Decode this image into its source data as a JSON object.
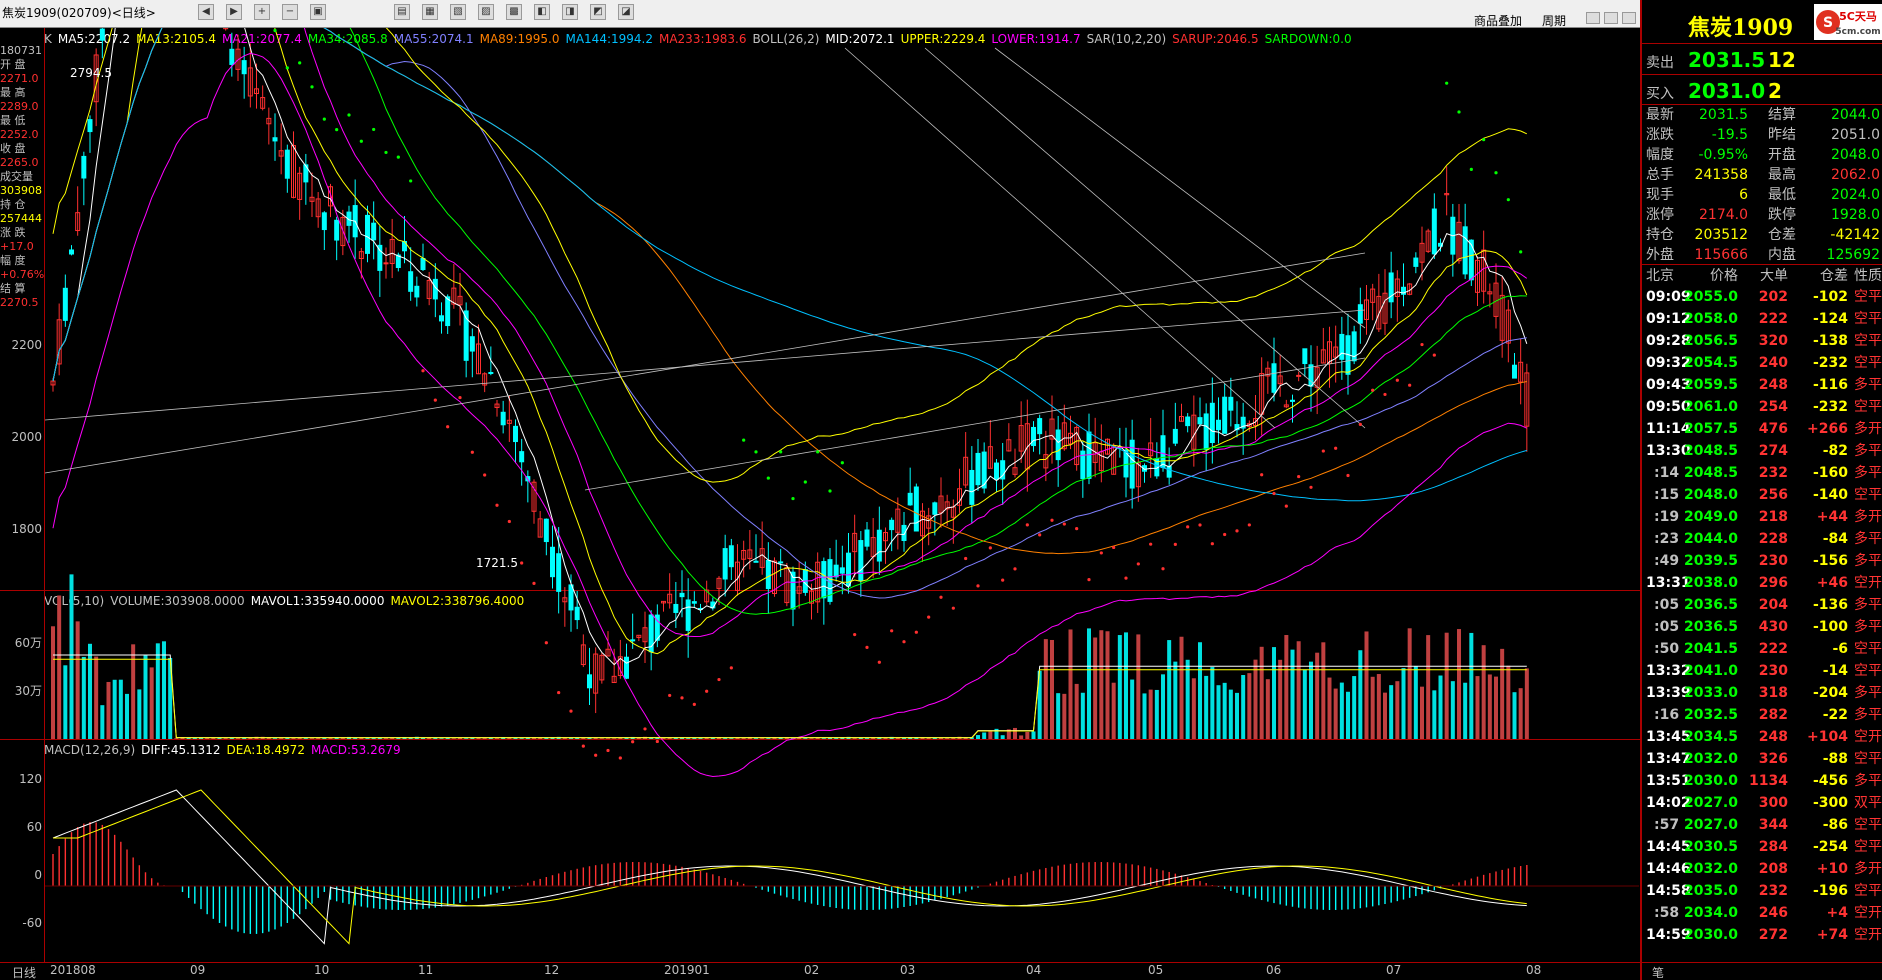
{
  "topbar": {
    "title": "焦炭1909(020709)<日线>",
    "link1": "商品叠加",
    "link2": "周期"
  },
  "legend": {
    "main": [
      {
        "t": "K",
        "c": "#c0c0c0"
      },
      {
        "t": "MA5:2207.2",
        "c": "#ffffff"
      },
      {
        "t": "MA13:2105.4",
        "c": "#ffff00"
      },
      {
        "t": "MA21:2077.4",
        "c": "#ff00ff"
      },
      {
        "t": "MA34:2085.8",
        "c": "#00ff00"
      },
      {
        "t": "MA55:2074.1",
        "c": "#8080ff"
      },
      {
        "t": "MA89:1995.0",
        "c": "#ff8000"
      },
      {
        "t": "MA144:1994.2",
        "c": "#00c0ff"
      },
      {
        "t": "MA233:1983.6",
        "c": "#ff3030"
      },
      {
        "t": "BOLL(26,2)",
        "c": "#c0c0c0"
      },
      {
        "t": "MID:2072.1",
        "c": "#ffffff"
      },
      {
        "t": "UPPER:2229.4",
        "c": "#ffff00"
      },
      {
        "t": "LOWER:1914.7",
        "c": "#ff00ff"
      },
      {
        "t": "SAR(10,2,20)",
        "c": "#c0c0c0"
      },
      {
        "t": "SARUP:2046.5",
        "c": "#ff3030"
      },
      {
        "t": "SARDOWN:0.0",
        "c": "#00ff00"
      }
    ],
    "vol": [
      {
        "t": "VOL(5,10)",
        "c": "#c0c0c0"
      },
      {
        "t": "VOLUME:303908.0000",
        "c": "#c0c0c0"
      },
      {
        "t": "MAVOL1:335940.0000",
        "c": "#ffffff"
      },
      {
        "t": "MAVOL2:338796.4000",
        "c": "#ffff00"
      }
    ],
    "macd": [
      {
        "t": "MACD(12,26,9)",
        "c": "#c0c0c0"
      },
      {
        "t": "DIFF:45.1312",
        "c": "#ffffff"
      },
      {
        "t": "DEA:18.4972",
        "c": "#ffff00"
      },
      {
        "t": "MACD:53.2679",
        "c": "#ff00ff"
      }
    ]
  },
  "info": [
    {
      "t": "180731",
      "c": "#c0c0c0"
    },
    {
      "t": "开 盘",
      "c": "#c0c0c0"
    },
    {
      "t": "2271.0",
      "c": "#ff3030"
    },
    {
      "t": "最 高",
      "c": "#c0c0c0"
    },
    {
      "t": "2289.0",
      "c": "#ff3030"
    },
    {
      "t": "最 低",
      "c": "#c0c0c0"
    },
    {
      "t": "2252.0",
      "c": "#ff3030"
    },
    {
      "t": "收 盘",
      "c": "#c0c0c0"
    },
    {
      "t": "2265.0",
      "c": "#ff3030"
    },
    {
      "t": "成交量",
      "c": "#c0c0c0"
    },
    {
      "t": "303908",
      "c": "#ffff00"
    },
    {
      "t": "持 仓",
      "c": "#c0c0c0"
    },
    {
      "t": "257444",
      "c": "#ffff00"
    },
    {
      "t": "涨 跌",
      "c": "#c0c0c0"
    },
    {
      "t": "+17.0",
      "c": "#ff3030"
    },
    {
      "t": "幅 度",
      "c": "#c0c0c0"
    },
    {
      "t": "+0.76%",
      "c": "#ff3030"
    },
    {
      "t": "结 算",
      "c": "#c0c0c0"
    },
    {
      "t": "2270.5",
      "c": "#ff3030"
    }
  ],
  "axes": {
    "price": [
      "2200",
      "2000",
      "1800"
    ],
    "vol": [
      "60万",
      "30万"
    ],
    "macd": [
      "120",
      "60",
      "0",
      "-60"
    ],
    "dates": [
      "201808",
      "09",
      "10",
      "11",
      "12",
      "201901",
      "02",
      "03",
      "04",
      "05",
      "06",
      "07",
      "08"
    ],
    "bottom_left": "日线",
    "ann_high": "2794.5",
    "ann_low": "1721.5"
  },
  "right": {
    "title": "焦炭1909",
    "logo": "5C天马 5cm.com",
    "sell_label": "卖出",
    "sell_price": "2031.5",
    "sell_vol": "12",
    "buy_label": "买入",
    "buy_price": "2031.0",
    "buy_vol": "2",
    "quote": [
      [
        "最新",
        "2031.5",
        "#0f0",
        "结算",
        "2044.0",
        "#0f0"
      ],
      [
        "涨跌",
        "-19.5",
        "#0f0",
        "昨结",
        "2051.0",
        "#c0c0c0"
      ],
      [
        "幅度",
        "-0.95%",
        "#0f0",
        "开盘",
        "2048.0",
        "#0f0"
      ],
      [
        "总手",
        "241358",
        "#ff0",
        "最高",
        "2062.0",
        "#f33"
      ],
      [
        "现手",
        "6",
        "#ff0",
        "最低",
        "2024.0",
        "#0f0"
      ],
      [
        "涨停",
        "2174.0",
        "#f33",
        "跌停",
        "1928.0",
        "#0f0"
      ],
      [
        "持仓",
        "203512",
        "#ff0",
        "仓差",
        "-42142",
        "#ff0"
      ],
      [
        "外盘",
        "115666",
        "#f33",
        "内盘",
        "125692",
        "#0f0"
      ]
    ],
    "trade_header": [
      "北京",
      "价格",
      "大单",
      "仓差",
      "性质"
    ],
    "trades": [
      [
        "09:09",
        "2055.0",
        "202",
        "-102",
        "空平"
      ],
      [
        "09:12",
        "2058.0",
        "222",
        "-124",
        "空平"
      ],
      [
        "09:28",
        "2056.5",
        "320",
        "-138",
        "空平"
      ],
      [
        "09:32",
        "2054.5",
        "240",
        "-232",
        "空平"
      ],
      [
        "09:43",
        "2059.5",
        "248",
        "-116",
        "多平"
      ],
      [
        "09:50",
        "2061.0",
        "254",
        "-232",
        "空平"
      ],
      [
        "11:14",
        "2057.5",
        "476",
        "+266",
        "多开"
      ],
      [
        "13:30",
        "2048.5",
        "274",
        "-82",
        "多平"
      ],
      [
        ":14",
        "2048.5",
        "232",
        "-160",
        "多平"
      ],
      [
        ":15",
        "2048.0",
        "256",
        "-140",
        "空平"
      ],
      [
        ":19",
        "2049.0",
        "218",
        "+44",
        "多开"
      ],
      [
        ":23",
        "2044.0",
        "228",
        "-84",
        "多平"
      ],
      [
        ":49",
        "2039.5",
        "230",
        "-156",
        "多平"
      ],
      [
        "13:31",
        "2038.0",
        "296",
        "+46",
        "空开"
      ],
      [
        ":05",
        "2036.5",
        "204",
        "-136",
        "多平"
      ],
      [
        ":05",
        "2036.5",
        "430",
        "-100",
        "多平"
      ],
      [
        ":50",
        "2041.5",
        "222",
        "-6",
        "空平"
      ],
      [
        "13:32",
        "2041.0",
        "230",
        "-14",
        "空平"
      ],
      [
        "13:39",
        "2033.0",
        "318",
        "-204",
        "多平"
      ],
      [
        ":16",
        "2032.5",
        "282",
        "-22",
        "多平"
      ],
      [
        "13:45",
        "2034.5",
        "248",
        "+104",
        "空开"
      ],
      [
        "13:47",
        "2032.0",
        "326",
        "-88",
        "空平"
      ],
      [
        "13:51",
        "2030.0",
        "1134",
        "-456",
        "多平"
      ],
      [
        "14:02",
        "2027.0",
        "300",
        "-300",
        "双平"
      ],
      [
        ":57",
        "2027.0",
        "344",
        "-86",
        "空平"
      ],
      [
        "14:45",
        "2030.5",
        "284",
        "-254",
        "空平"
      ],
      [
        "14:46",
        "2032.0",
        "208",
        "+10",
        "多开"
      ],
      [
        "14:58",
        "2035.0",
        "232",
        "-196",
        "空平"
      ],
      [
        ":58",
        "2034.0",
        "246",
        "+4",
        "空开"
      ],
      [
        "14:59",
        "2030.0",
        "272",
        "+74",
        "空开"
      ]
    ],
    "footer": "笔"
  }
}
---------------
Quote every record above exactly, omitting any pictures they contain.

== The answer ==
Decode this image into its source data as a JSON object.
{
  "topbar": {
    "title": "焦炭1909(020709)<日线>",
    "link1": "商品叠加",
    "link2": "周期"
  },
  "legend": {
    "main": [
      {
        "t": "K",
        "c": "#c0c0c0"
      },
      {
        "t": "MA5:2207.2",
        "c": "#ffffff"
      },
      {
        "t": "MA13:2105.4",
        "c": "#ffff00"
      },
      {
        "t": "MA21:2077.4",
        "c": "#ff00ff"
      },
      {
        "t": "MA34:2085.8",
        "c": "#00ff00"
      },
      {
        "t": "MA55:2074.1",
        "c": "#8080ff"
      },
      {
        "t": "MA89:1995.0",
        "c": "#ff8000"
      },
      {
        "t": "MA144:1994.2",
        "c": "#00c0ff"
      },
      {
        "t": "MA233:1983.6",
        "c": "#ff3030"
      },
      {
        "t": "BOLL(26,2)",
        "c": "#c0c0c0"
      },
      {
        "t": "MID:2072.1",
        "c": "#ffffff"
      },
      {
        "t": "UPPER:2229.4",
        "c": "#ffff00"
      },
      {
        "t": "LOWER:1914.7",
        "c": "#ff00ff"
      },
      {
        "t": "SAR(10,2,20)",
        "c": "#c0c0c0"
      },
      {
        "t": "SARUP:2046.5",
        "c": "#ff3030"
      },
      {
        "t": "SARDOWN:0.0",
        "c": "#00ff00"
      }
    ],
    "vol": [
      {
        "t": "VOL(5,10)",
        "c": "#c0c0c0"
      },
      {
        "t": "VOLUME:303908.0000",
        "c": "#c0c0c0"
      },
      {
        "t": "MAVOL1:335940.0000",
        "c": "#ffffff"
      },
      {
        "t": "MAVOL2:338796.4000",
        "c": "#ffff00"
      }
    ],
    "macd": [
      {
        "t": "MACD(12,26,9)",
        "c": "#c0c0c0"
      },
      {
        "t": "DIFF:45.1312",
        "c": "#ffffff"
      },
      {
        "t": "DEA:18.4972",
        "c": "#ffff00"
      },
      {
        "t": "MACD:53.2679",
        "c": "#ff00ff"
      }
    ]
  },
  "info": [
    {
      "t": "180731",
      "c": "#c0c0c0"
    },
    {
      "t": "开 盘",
      "c": "#c0c0c0"
    },
    {
      "t": "2271.0",
      "c": "#ff3030"
    },
    {
      "t": "最 高",
      "c": "#c0c0c0"
    },
    {
      "t": "2289.0",
      "c": "#ff3030"
    },
    {
      "t": "最 低",
      "c": "#c0c0c0"
    },
    {
      "t": "2252.0",
      "c": "#ff3030"
    },
    {
      "t": "收 盘",
      "c": "#c0c0c0"
    },
    {
      "t": "2265.0",
      "c": "#ff3030"
    },
    {
      "t": "成交量",
      "c": "#c0c0c0"
    },
    {
      "t": "303908",
      "c": "#ffff00"
    },
    {
      "t": "持 仓",
      "c": "#c0c0c0"
    },
    {
      "t": "257444",
      "c": "#ffff00"
    },
    {
      "t": "涨 跌",
      "c": "#c0c0c0"
    },
    {
      "t": "+17.0",
      "c": "#ff3030"
    },
    {
      "t": "幅 度",
      "c": "#c0c0c0"
    },
    {
      "t": "+0.76%",
      "c": "#ff3030"
    },
    {
      "t": "结 算",
      "c": "#c0c0c0"
    },
    {
      "t": "2270.5",
      "c": "#ff3030"
    }
  ],
  "axes": {
    "price": [
      "2200",
      "2000",
      "1800"
    ],
    "vol": [
      "60万",
      "30万"
    ],
    "macd": [
      "120",
      "60",
      "0",
      "-60"
    ],
    "dates": [
      "201808",
      "09",
      "10",
      "11",
      "12",
      "201901",
      "02",
      "03",
      "04",
      "05",
      "06",
      "07",
      "08"
    ],
    "bottom_left": "日线",
    "ann_high": "2794.5",
    "ann_low": "1721.5"
  },
  "right": {
    "title": "焦炭1909",
    "logo": "5C天马 5cm.com",
    "sell_label": "卖出",
    "sell_price": "2031.5",
    "sell_vol": "12",
    "buy_label": "买入",
    "buy_price": "2031.0",
    "buy_vol": "2",
    "quote": [
      [
        "最新",
        "2031.5",
        "#0f0",
        "结算",
        "2044.0",
        "#0f0"
      ],
      [
        "涨跌",
        "-19.5",
        "#0f0",
        "昨结",
        "2051.0",
        "#c0c0c0"
      ],
      [
        "幅度",
        "-0.95%",
        "#0f0",
        "开盘",
        "2048.0",
        "#0f0"
      ],
      [
        "总手",
        "241358",
        "#ff0",
        "最高",
        "2062.0",
        "#f33"
      ],
      [
        "现手",
        "6",
        "#ff0",
        "最低",
        "2024.0",
        "#0f0"
      ],
      [
        "涨停",
        "2174.0",
        "#f33",
        "跌停",
        "1928.0",
        "#0f0"
      ],
      [
        "持仓",
        "203512",
        "#ff0",
        "仓差",
        "-42142",
        "#ff0"
      ],
      [
        "外盘",
        "115666",
        "#f33",
        "内盘",
        "125692",
        "#0f0"
      ]
    ],
    "trade_header": [
      "北京",
      "价格",
      "大单",
      "仓差",
      "性质"
    ],
    "trades": [
      [
        "09:09",
        "2055.0",
        "202",
        "-102",
        "空平"
      ],
      [
        "09:12",
        "2058.0",
        "222",
        "-124",
        "空平"
      ],
      [
        "09:28",
        "2056.5",
        "320",
        "-138",
        "空平"
      ],
      [
        "09:32",
        "2054.5",
        "240",
        "-232",
        "空平"
      ],
      [
        "09:43",
        "2059.5",
        "248",
        "-116",
        "多平"
      ],
      [
        "09:50",
        "2061.0",
        "254",
        "-232",
        "空平"
      ],
      [
        "11:14",
        "2057.5",
        "476",
        "+266",
        "多开"
      ],
      [
        "13:30",
        "2048.5",
        "274",
        "-82",
        "多平"
      ],
      [
        ":14",
        "2048.5",
        "232",
        "-160",
        "多平"
      ],
      [
        ":15",
        "2048.0",
        "256",
        "-140",
        "空平"
      ],
      [
        ":19",
        "2049.0",
        "218",
        "+44",
        "多开"
      ],
      [
        ":23",
        "2044.0",
        "228",
        "-84",
        "多平"
      ],
      [
        ":49",
        "2039.5",
        "230",
        "-156",
        "多平"
      ],
      [
        "13:31",
        "2038.0",
        "296",
        "+46",
        "空开"
      ],
      [
        ":05",
        "2036.5",
        "204",
        "-136",
        "多平"
      ],
      [
        ":05",
        "2036.5",
        "430",
        "-100",
        "多平"
      ],
      [
        ":50",
        "2041.5",
        "222",
        "-6",
        "空平"
      ],
      [
        "13:32",
        "2041.0",
        "230",
        "-14",
        "空平"
      ],
      [
        "13:39",
        "2033.0",
        "318",
        "-204",
        "多平"
      ],
      [
        ":16",
        "2032.5",
        "282",
        "-22",
        "多平"
      ],
      [
        "13:45",
        "2034.5",
        "248",
        "+104",
        "空开"
      ],
      [
        "13:47",
        "2032.0",
        "326",
        "-88",
        "空平"
      ],
      [
        "13:51",
        "2030.0",
        "1134",
        "-456",
        "多平"
      ],
      [
        "14:02",
        "2027.0",
        "300",
        "-300",
        "双平"
      ],
      [
        ":57",
        "2027.0",
        "344",
        "-86",
        "空平"
      ],
      [
        "14:45",
        "2030.5",
        "284",
        "-254",
        "空平"
      ],
      [
        "14:46",
        "2032.0",
        "208",
        "+10",
        "多开"
      ],
      [
        "14:58",
        "2035.0",
        "232",
        "-196",
        "空平"
      ],
      [
        ":58",
        "2034.0",
        "246",
        "+4",
        "空开"
      ],
      [
        "14:59",
        "2030.0",
        "272",
        "+74",
        "空开"
      ]
    ],
    "footer": "笔"
  }
}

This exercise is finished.